DATA TO PROCESS:
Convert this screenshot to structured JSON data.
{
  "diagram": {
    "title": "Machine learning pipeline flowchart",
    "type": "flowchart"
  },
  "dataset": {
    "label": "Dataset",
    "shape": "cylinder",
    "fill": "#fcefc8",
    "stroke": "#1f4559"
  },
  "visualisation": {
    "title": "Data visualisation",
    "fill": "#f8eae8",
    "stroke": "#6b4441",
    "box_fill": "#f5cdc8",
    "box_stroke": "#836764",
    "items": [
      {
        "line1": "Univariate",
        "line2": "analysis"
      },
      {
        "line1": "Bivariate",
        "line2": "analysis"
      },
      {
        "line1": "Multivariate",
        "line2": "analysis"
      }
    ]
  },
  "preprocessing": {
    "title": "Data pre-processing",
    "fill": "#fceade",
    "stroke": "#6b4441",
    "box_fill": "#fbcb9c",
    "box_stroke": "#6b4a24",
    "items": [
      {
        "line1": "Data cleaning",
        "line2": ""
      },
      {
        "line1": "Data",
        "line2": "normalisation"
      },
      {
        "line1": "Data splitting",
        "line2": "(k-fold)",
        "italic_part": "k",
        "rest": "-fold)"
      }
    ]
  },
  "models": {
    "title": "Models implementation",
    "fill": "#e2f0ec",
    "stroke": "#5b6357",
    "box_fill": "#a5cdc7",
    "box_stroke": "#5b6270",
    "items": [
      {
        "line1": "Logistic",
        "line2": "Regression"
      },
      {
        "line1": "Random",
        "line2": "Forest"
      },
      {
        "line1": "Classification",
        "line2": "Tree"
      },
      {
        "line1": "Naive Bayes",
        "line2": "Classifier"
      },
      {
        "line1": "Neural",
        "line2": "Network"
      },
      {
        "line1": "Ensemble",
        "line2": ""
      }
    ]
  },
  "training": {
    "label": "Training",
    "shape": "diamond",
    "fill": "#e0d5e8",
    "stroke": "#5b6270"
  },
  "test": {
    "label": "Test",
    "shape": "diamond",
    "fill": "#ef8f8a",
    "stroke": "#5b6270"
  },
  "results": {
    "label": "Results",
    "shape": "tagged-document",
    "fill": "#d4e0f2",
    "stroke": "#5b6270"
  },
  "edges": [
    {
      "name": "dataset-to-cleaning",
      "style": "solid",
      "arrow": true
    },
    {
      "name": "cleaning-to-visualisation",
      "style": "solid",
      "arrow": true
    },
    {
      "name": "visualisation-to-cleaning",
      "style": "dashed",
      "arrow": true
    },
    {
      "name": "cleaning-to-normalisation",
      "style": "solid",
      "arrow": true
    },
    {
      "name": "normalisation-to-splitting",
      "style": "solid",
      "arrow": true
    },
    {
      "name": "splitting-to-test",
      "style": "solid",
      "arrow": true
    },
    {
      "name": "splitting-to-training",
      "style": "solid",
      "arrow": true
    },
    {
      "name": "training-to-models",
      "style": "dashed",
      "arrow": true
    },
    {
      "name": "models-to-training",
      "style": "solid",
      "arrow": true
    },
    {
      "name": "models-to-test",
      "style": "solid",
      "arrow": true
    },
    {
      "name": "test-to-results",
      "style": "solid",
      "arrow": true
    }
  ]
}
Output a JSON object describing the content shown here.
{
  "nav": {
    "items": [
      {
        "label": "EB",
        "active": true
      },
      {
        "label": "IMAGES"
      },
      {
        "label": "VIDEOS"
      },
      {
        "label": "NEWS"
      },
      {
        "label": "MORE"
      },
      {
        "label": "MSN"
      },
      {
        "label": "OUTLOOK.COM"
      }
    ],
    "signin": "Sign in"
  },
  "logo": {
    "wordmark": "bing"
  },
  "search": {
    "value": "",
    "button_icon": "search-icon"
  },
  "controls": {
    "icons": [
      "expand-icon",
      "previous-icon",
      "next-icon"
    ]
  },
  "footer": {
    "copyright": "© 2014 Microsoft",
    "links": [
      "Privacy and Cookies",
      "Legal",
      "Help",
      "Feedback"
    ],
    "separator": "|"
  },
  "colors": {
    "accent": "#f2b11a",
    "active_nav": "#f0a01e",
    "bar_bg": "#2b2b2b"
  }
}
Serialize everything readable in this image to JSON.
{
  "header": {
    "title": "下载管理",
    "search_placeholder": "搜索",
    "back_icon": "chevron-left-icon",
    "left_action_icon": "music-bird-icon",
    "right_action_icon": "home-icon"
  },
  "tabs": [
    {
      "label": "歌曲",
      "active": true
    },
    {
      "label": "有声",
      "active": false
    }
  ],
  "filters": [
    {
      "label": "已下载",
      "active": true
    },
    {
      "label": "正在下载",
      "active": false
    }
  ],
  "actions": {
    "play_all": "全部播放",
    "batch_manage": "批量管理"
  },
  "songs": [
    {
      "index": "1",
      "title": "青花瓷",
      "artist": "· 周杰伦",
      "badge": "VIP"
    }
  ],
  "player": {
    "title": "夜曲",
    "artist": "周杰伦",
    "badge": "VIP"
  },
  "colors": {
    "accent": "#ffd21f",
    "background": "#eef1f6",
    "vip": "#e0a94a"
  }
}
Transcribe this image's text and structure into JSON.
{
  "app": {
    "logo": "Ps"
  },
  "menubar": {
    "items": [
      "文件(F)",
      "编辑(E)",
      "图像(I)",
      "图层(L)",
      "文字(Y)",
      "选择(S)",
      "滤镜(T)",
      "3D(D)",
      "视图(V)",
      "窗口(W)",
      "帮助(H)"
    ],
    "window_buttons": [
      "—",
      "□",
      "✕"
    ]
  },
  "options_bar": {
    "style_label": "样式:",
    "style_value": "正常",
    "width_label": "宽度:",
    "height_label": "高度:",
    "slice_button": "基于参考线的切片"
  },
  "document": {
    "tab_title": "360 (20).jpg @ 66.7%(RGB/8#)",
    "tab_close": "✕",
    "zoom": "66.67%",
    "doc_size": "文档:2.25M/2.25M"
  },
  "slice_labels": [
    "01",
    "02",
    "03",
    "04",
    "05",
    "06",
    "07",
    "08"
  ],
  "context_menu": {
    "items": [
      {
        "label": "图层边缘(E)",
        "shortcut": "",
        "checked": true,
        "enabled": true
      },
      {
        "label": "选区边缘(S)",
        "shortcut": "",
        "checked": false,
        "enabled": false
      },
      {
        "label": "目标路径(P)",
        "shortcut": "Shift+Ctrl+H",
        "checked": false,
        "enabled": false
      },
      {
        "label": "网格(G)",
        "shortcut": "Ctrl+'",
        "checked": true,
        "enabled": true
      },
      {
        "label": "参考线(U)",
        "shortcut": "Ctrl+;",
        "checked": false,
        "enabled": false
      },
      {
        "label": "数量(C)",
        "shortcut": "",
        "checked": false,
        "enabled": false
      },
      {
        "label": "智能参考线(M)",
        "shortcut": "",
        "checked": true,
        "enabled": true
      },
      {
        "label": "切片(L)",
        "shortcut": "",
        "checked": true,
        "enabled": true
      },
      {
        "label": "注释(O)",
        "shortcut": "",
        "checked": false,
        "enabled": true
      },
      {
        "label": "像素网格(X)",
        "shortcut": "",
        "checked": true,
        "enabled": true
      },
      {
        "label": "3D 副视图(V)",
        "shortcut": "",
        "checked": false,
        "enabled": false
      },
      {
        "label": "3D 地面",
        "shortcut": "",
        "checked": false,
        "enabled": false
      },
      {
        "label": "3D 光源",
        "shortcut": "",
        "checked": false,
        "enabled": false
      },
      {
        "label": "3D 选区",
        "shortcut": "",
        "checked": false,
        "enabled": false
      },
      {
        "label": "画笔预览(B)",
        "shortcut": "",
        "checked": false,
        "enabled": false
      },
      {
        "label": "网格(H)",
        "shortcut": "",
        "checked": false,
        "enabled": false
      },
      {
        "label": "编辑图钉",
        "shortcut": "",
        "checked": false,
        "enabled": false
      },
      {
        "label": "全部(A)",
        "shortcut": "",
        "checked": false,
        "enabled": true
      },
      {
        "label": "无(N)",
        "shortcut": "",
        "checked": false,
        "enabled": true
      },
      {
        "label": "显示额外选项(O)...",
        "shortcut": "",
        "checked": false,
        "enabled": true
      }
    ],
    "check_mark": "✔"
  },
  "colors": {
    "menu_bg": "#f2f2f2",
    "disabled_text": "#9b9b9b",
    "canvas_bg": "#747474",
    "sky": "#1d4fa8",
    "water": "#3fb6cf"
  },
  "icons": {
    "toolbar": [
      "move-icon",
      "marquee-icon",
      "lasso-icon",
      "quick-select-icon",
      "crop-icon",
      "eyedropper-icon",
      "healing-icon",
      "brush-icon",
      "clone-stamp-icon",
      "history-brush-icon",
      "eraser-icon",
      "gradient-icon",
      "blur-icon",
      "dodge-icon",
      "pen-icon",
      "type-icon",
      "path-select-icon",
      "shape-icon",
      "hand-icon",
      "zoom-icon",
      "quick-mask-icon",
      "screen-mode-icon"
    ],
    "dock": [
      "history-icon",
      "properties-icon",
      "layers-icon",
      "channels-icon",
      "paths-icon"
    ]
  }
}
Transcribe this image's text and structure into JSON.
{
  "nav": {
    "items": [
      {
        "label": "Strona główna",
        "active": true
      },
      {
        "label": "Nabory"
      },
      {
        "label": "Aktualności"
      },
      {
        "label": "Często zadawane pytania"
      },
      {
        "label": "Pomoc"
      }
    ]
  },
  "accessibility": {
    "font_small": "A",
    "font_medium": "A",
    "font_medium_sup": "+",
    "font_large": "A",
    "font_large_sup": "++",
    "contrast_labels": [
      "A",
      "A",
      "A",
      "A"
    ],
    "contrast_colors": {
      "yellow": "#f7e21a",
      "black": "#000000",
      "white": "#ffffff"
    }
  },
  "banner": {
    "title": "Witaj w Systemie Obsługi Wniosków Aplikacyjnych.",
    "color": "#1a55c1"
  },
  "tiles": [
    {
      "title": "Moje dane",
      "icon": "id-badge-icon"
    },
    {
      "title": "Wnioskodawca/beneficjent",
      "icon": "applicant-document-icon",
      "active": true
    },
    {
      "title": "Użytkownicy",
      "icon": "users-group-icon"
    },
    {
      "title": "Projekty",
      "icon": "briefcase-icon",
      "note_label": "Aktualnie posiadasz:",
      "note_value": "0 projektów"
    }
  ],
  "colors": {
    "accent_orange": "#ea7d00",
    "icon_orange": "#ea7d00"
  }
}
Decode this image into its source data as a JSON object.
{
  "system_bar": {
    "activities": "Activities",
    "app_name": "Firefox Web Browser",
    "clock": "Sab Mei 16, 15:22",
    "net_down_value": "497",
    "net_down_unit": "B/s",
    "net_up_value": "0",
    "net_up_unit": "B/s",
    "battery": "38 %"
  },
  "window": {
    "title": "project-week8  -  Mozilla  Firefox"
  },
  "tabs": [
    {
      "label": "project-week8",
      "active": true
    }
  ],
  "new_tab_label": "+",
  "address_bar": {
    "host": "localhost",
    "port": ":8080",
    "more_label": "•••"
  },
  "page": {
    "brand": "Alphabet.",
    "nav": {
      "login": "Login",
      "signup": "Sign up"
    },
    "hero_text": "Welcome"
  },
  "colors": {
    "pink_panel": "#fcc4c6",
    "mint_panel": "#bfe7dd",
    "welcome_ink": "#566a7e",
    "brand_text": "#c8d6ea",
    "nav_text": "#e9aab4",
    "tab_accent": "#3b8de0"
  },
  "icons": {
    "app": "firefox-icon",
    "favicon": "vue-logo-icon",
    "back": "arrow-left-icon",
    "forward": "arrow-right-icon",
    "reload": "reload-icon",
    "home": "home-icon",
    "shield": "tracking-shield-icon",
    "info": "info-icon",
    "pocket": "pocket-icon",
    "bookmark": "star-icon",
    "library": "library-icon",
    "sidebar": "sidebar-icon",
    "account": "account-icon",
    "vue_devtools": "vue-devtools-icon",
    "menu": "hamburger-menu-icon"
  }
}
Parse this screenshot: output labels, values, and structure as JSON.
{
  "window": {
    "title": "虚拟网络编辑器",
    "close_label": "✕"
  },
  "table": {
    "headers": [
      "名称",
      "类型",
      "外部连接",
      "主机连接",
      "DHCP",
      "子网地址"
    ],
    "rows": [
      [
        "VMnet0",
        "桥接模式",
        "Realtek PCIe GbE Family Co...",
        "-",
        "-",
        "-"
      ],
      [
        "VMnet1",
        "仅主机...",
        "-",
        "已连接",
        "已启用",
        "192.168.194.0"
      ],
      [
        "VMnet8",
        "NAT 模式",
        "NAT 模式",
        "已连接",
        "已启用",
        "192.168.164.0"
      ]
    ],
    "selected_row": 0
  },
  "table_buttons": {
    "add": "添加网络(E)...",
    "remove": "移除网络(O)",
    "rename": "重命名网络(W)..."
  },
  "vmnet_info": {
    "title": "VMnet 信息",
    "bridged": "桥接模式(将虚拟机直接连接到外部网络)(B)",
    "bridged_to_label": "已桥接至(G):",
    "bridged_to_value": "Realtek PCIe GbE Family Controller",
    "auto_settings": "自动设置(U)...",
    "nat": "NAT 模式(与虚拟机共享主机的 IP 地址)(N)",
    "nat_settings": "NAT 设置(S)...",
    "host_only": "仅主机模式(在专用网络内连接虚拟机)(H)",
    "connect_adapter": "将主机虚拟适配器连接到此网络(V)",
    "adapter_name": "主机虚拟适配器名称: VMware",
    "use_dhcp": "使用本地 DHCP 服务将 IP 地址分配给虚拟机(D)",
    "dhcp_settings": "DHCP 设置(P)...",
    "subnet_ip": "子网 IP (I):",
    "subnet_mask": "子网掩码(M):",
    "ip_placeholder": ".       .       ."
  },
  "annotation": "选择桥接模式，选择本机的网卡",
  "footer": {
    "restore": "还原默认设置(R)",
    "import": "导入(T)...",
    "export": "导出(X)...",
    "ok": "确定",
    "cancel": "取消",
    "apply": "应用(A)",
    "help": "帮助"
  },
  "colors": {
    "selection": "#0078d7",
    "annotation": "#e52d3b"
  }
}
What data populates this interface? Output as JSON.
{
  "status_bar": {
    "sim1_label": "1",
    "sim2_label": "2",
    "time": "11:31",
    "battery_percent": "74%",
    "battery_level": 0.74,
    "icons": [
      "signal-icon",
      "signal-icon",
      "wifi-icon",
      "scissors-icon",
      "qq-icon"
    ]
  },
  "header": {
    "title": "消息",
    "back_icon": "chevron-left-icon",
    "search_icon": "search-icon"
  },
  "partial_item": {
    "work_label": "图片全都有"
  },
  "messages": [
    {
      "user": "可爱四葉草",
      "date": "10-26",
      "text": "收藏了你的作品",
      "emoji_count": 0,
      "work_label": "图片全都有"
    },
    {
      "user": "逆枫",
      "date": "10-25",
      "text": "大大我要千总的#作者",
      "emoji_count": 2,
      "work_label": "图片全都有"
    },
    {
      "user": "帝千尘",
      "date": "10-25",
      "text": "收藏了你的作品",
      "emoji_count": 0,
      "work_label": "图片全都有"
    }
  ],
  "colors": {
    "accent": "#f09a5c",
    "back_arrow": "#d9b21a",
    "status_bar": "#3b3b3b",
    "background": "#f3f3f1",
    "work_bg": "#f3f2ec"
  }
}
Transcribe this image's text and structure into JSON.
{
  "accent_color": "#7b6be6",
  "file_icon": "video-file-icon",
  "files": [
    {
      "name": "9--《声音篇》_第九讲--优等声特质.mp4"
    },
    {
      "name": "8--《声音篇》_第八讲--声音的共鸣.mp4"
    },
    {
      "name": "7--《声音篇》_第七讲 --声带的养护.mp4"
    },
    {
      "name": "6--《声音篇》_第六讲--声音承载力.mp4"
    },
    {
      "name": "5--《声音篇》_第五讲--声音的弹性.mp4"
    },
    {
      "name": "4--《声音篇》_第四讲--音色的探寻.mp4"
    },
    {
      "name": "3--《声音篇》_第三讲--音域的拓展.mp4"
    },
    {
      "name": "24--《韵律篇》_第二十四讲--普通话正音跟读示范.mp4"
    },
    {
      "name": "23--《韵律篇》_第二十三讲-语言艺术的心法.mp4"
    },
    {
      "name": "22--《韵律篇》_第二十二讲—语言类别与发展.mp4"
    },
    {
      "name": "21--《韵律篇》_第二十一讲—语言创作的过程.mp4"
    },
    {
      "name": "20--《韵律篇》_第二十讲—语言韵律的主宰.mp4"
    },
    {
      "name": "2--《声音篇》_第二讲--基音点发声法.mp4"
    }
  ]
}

DESCRIPTION OF THE TASK: Using the entries above, tally how many lines have the word "background" in them; write the number and nothing more.

EXERCISE SOLUTION: 2